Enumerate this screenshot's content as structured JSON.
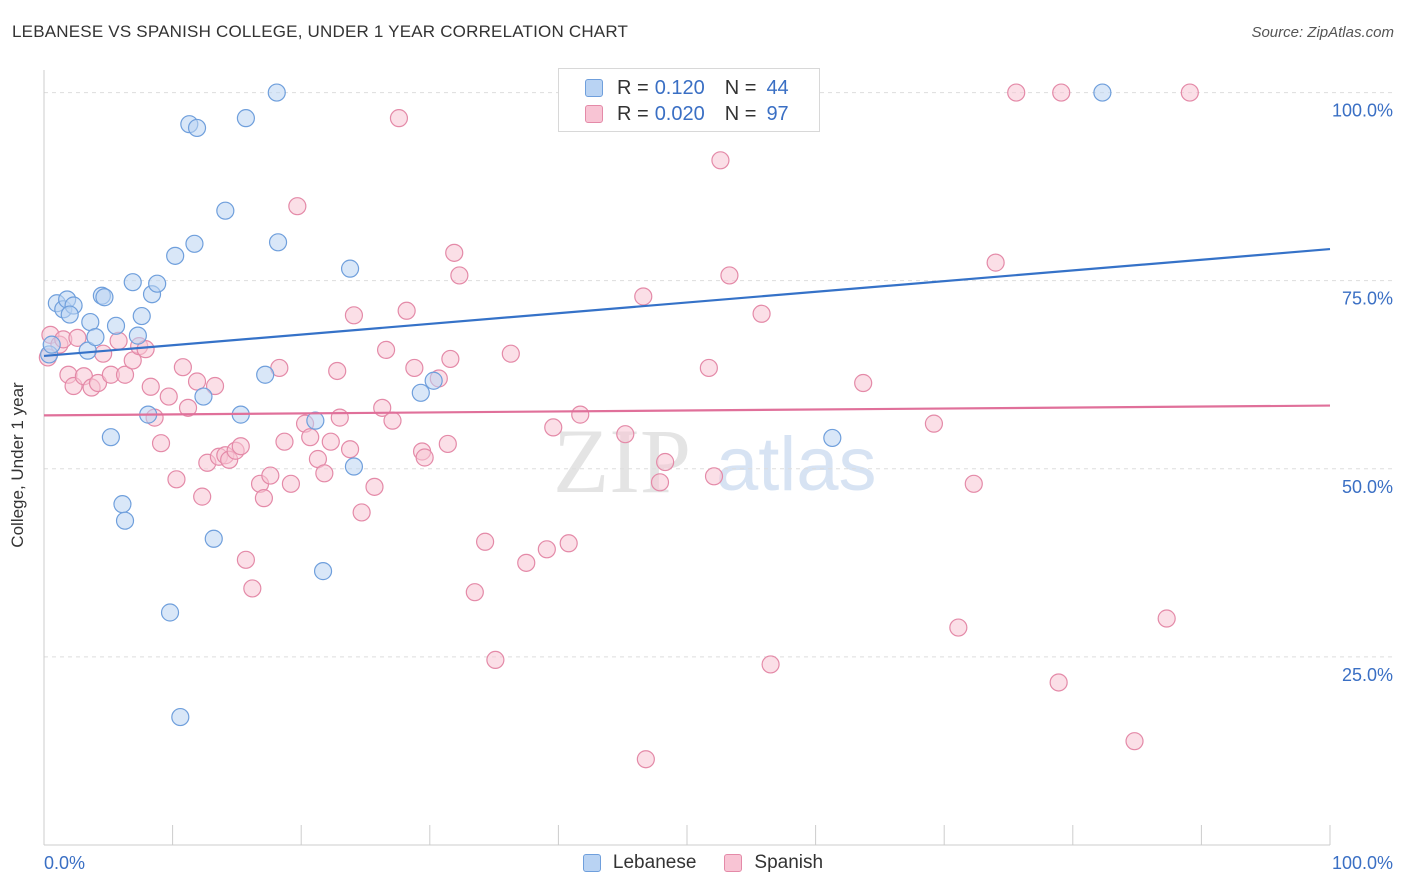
{
  "chart_data": {
    "type": "scatter",
    "title": "LEBANESE VS SPANISH COLLEGE, UNDER 1 YEAR CORRELATION CHART",
    "source": "Source: ZipAtlas.com",
    "xlabel": "",
    "ylabel": "College, Under 1 year",
    "xlim": [
      0,
      100
    ],
    "ylim": [
      0,
      103
    ],
    "x_tick_labels": [
      "0.0%",
      "100.0%"
    ],
    "y_ticks": [
      25,
      50,
      75,
      100
    ],
    "y_tick_labels": [
      "25.0%",
      "50.0%",
      "75.0%",
      "100.0%"
    ],
    "watermark": {
      "zip": "ZIP",
      "atlas": "atlas"
    },
    "colors": {
      "lebanese_fill": "#b9d3f3",
      "lebanese_stroke": "#6f9fdc",
      "lebanese_line": "#3572c8",
      "spanish_fill": "#f8c4d4",
      "spanish_stroke": "#e48aa8",
      "spanish_line": "#e0709a",
      "label_blue": "#3a6fc4"
    },
    "legend": {
      "r_label": "R =",
      "n_label": "N =",
      "rows": [
        {
          "series": "Lebanese",
          "r": "0.120",
          "n": "44"
        },
        {
          "series": "Spanish",
          "r": "0.020",
          "n": "97"
        }
      ]
    },
    "series": [
      {
        "name": "Lebanese",
        "trend": {
          "x": [
            0,
            100
          ],
          "y": [
            65.0,
            79.2
          ]
        },
        "points": [
          [
            0.4,
            65.2
          ],
          [
            1.0,
            72.0
          ],
          [
            1.5,
            71.2
          ],
          [
            1.8,
            72.5
          ],
          [
            2.3,
            71.7
          ],
          [
            3.4,
            65.7
          ],
          [
            3.6,
            69.5
          ],
          [
            4.0,
            67.5
          ],
          [
            4.5,
            73.0
          ],
          [
            4.7,
            72.8
          ],
          [
            5.2,
            54.2
          ],
          [
            5.6,
            69.0
          ],
          [
            6.1,
            45.3
          ],
          [
            6.3,
            43.1
          ],
          [
            6.9,
            74.8
          ],
          [
            7.3,
            67.7
          ],
          [
            7.6,
            70.3
          ],
          [
            8.1,
            57.2
          ],
          [
            8.4,
            73.2
          ],
          [
            8.8,
            74.6
          ],
          [
            9.8,
            30.9
          ],
          [
            10.2,
            78.3
          ],
          [
            10.6,
            17.0
          ],
          [
            11.3,
            95.8
          ],
          [
            11.9,
            95.3
          ],
          [
            11.7,
            79.9
          ],
          [
            12.4,
            59.6
          ],
          [
            13.2,
            40.7
          ],
          [
            14.1,
            84.3
          ],
          [
            15.3,
            57.2
          ],
          [
            15.7,
            96.6
          ],
          [
            17.2,
            62.5
          ],
          [
            18.1,
            100.0
          ],
          [
            18.2,
            80.1
          ],
          [
            21.1,
            56.4
          ],
          [
            21.7,
            36.4
          ],
          [
            23.8,
            76.6
          ],
          [
            24.1,
            50.3
          ],
          [
            29.3,
            60.1
          ],
          [
            30.3,
            61.7
          ],
          [
            61.3,
            54.1
          ],
          [
            82.3,
            100.0
          ],
          [
            0.6,
            66.5
          ],
          [
            2.0,
            70.5
          ]
        ]
      },
      {
        "name": "Spanish",
        "trend": {
          "x": [
            0,
            100
          ],
          "y": [
            57.1,
            58.4
          ]
        },
        "points": [
          [
            0.3,
            64.8
          ],
          [
            0.5,
            67.8
          ],
          [
            1.2,
            66.5
          ],
          [
            1.5,
            67.2
          ],
          [
            1.9,
            62.5
          ],
          [
            2.3,
            61.0
          ],
          [
            2.6,
            67.4
          ],
          [
            3.1,
            62.3
          ],
          [
            3.7,
            60.8
          ],
          [
            4.2,
            61.4
          ],
          [
            4.6,
            65.3
          ],
          [
            5.2,
            62.5
          ],
          [
            5.8,
            67.0
          ],
          [
            6.3,
            62.5
          ],
          [
            6.9,
            64.4
          ],
          [
            7.4,
            66.3
          ],
          [
            7.9,
            65.9
          ],
          [
            8.3,
            60.9
          ],
          [
            8.6,
            56.8
          ],
          [
            9.1,
            53.4
          ],
          [
            9.7,
            59.6
          ],
          [
            10.3,
            48.6
          ],
          [
            10.8,
            63.5
          ],
          [
            11.2,
            58.1
          ],
          [
            11.9,
            61.6
          ],
          [
            12.3,
            46.3
          ],
          [
            12.7,
            50.8
          ],
          [
            13.3,
            61.0
          ],
          [
            13.6,
            51.6
          ],
          [
            14.1,
            51.8
          ],
          [
            14.4,
            51.2
          ],
          [
            14.9,
            52.4
          ],
          [
            15.3,
            53.0
          ],
          [
            15.7,
            37.9
          ],
          [
            16.2,
            34.1
          ],
          [
            16.8,
            48.0
          ],
          [
            17.1,
            46.1
          ],
          [
            17.6,
            49.1
          ],
          [
            18.3,
            63.4
          ],
          [
            18.7,
            53.6
          ],
          [
            19.2,
            48.0
          ],
          [
            19.7,
            84.9
          ],
          [
            20.3,
            56.0
          ],
          [
            20.7,
            54.2
          ],
          [
            21.3,
            51.3
          ],
          [
            21.8,
            49.4
          ],
          [
            22.3,
            53.6
          ],
          [
            22.8,
            63.0
          ],
          [
            23.0,
            56.8
          ],
          [
            23.8,
            52.6
          ],
          [
            24.1,
            70.4
          ],
          [
            24.7,
            44.2
          ],
          [
            25.7,
            47.6
          ],
          [
            26.3,
            58.1
          ],
          [
            26.6,
            65.8
          ],
          [
            27.1,
            56.4
          ],
          [
            27.6,
            96.6
          ],
          [
            28.2,
            71.0
          ],
          [
            28.8,
            63.4
          ],
          [
            29.4,
            52.3
          ],
          [
            29.6,
            51.5
          ],
          [
            30.7,
            62.0
          ],
          [
            31.4,
            53.3
          ],
          [
            31.6,
            64.6
          ],
          [
            31.9,
            78.7
          ],
          [
            32.3,
            75.7
          ],
          [
            33.5,
            33.6
          ],
          [
            34.3,
            40.3
          ],
          [
            35.1,
            24.6
          ],
          [
            36.3,
            65.3
          ],
          [
            37.5,
            37.5
          ],
          [
            39.1,
            39.3
          ],
          [
            39.6,
            55.5
          ],
          [
            40.8,
            40.1
          ],
          [
            41.7,
            57.2
          ],
          [
            45.2,
            54.6
          ],
          [
            46.6,
            72.9
          ],
          [
            46.8,
            11.4
          ],
          [
            47.9,
            48.2
          ],
          [
            48.3,
            50.9
          ],
          [
            51.7,
            63.4
          ],
          [
            52.1,
            49.0
          ],
          [
            52.6,
            91.0
          ],
          [
            53.3,
            75.7
          ],
          [
            55.8,
            70.6
          ],
          [
            56.5,
            24.0
          ],
          [
            63.7,
            61.4
          ],
          [
            69.2,
            56.0
          ],
          [
            71.1,
            28.9
          ],
          [
            72.3,
            48.0
          ],
          [
            74.0,
            77.4
          ],
          [
            75.6,
            100.0
          ],
          [
            79.1,
            100.0
          ],
          [
            78.9,
            21.6
          ],
          [
            84.8,
            13.8
          ],
          [
            87.3,
            30.1
          ],
          [
            89.1,
            100.0
          ]
        ]
      }
    ]
  }
}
= = = = =
• [The task]: Can you repeat every record above exactly, apart from the pictures?

• [Response]:
Enumerate this screenshot's content as structured JSON.
{
  "chart_data": {
    "type": "scatter",
    "title": "LEBANESE VS SPANISH COLLEGE, UNDER 1 YEAR CORRELATION CHART",
    "source": "Source: ZipAtlas.com",
    "xlabel": "",
    "ylabel": "College, Under 1 year",
    "xlim": [
      0,
      100
    ],
    "ylim": [
      0,
      103
    ],
    "x_tick_labels": [
      "0.0%",
      "100.0%"
    ],
    "y_ticks": [
      25,
      50,
      75,
      100
    ],
    "y_tick_labels": [
      "25.0%",
      "50.0%",
      "75.0%",
      "100.0%"
    ],
    "watermark": {
      "zip": "ZIP",
      "atlas": "atlas"
    },
    "colors": {
      "lebanese_fill": "#b9d3f3",
      "lebanese_stroke": "#6f9fdc",
      "lebanese_line": "#3572c8",
      "spanish_fill": "#f8c4d4",
      "spanish_stroke": "#e48aa8",
      "spanish_line": "#e0709a",
      "label_blue": "#3a6fc4"
    },
    "legend": {
      "r_label": "R =",
      "n_label": "N =",
      "rows": [
        {
          "series": "Lebanese",
          "r": "0.120",
          "n": "44"
        },
        {
          "series": "Spanish",
          "r": "0.020",
          "n": "97"
        }
      ]
    },
    "series": [
      {
        "name": "Lebanese",
        "trend": {
          "x": [
            0,
            100
          ],
          "y": [
            65.0,
            79.2
          ]
        },
        "points": [
          [
            0.4,
            65.2
          ],
          [
            1.0,
            72.0
          ],
          [
            1.5,
            71.2
          ],
          [
            1.8,
            72.5
          ],
          [
            2.3,
            71.7
          ],
          [
            3.4,
            65.7
          ],
          [
            3.6,
            69.5
          ],
          [
            4.0,
            67.5
          ],
          [
            4.5,
            73.0
          ],
          [
            4.7,
            72.8
          ],
          [
            5.2,
            54.2
          ],
          [
            5.6,
            69.0
          ],
          [
            6.1,
            45.3
          ],
          [
            6.3,
            43.1
          ],
          [
            6.9,
            74.8
          ],
          [
            7.3,
            67.7
          ],
          [
            7.6,
            70.3
          ],
          [
            8.1,
            57.2
          ],
          [
            8.4,
            73.2
          ],
          [
            8.8,
            74.6
          ],
          [
            9.8,
            30.9
          ],
          [
            10.2,
            78.3
          ],
          [
            10.6,
            17.0
          ],
          [
            11.3,
            95.8
          ],
          [
            11.9,
            95.3
          ],
          [
            11.7,
            79.9
          ],
          [
            12.4,
            59.6
          ],
          [
            13.2,
            40.7
          ],
          [
            14.1,
            84.3
          ],
          [
            15.3,
            57.2
          ],
          [
            15.7,
            96.6
          ],
          [
            17.2,
            62.5
          ],
          [
            18.1,
            100.0
          ],
          [
            18.2,
            80.1
          ],
          [
            21.1,
            56.4
          ],
          [
            21.7,
            36.4
          ],
          [
            23.8,
            76.6
          ],
          [
            24.1,
            50.3
          ],
          [
            29.3,
            60.1
          ],
          [
            30.3,
            61.7
          ],
          [
            61.3,
            54.1
          ],
          [
            82.3,
            100.0
          ],
          [
            0.6,
            66.5
          ],
          [
            2.0,
            70.5
          ]
        ]
      },
      {
        "name": "Spanish",
        "trend": {
          "x": [
            0,
            100
          ],
          "y": [
            57.1,
            58.4
          ]
        },
        "points": [
          [
            0.3,
            64.8
          ],
          [
            0.5,
            67.8
          ],
          [
            1.2,
            66.5
          ],
          [
            1.5,
            67.2
          ],
          [
            1.9,
            62.5
          ],
          [
            2.3,
            61.0
          ],
          [
            2.6,
            67.4
          ],
          [
            3.1,
            62.3
          ],
          [
            3.7,
            60.8
          ],
          [
            4.2,
            61.4
          ],
          [
            4.6,
            65.3
          ],
          [
            5.2,
            62.5
          ],
          [
            5.8,
            67.0
          ],
          [
            6.3,
            62.5
          ],
          [
            6.9,
            64.4
          ],
          [
            7.4,
            66.3
          ],
          [
            7.9,
            65.9
          ],
          [
            8.3,
            60.9
          ],
          [
            8.6,
            56.8
          ],
          [
            9.1,
            53.4
          ],
          [
            9.7,
            59.6
          ],
          [
            10.3,
            48.6
          ],
          [
            10.8,
            63.5
          ],
          [
            11.2,
            58.1
          ],
          [
            11.9,
            61.6
          ],
          [
            12.3,
            46.3
          ],
          [
            12.7,
            50.8
          ],
          [
            13.3,
            61.0
          ],
          [
            13.6,
            51.6
          ],
          [
            14.1,
            51.8
          ],
          [
            14.4,
            51.2
          ],
          [
            14.9,
            52.4
          ],
          [
            15.3,
            53.0
          ],
          [
            15.7,
            37.9
          ],
          [
            16.2,
            34.1
          ],
          [
            16.8,
            48.0
          ],
          [
            17.1,
            46.1
          ],
          [
            17.6,
            49.1
          ],
          [
            18.3,
            63.4
          ],
          [
            18.7,
            53.6
          ],
          [
            19.2,
            48.0
          ],
          [
            19.7,
            84.9
          ],
          [
            20.3,
            56.0
          ],
          [
            20.7,
            54.2
          ],
          [
            21.3,
            51.3
          ],
          [
            21.8,
            49.4
          ],
          [
            22.3,
            53.6
          ],
          [
            22.8,
            63.0
          ],
          [
            23.0,
            56.8
          ],
          [
            23.8,
            52.6
          ],
          [
            24.1,
            70.4
          ],
          [
            24.7,
            44.2
          ],
          [
            25.7,
            47.6
          ],
          [
            26.3,
            58.1
          ],
          [
            26.6,
            65.8
          ],
          [
            27.1,
            56.4
          ],
          [
            27.6,
            96.6
          ],
          [
            28.2,
            71.0
          ],
          [
            28.8,
            63.4
          ],
          [
            29.4,
            52.3
          ],
          [
            29.6,
            51.5
          ],
          [
            30.7,
            62.0
          ],
          [
            31.4,
            53.3
          ],
          [
            31.6,
            64.6
          ],
          [
            31.9,
            78.7
          ],
          [
            32.3,
            75.7
          ],
          [
            33.5,
            33.6
          ],
          [
            34.3,
            40.3
          ],
          [
            35.1,
            24.6
          ],
          [
            36.3,
            65.3
          ],
          [
            37.5,
            37.5
          ],
          [
            39.1,
            39.3
          ],
          [
            39.6,
            55.5
          ],
          [
            40.8,
            40.1
          ],
          [
            41.7,
            57.2
          ],
          [
            45.2,
            54.6
          ],
          [
            46.6,
            72.9
          ],
          [
            46.8,
            11.4
          ],
          [
            47.9,
            48.2
          ],
          [
            48.3,
            50.9
          ],
          [
            51.7,
            63.4
          ],
          [
            52.1,
            49.0
          ],
          [
            52.6,
            91.0
          ],
          [
            53.3,
            75.7
          ],
          [
            55.8,
            70.6
          ],
          [
            56.5,
            24.0
          ],
          [
            63.7,
            61.4
          ],
          [
            69.2,
            56.0
          ],
          [
            71.1,
            28.9
          ],
          [
            72.3,
            48.0
          ],
          [
            74.0,
            77.4
          ],
          [
            75.6,
            100.0
          ],
          [
            79.1,
            100.0
          ],
          [
            78.9,
            21.6
          ],
          [
            84.8,
            13.8
          ],
          [
            87.3,
            30.1
          ],
          [
            89.1,
            100.0
          ]
        ]
      }
    ]
  }
}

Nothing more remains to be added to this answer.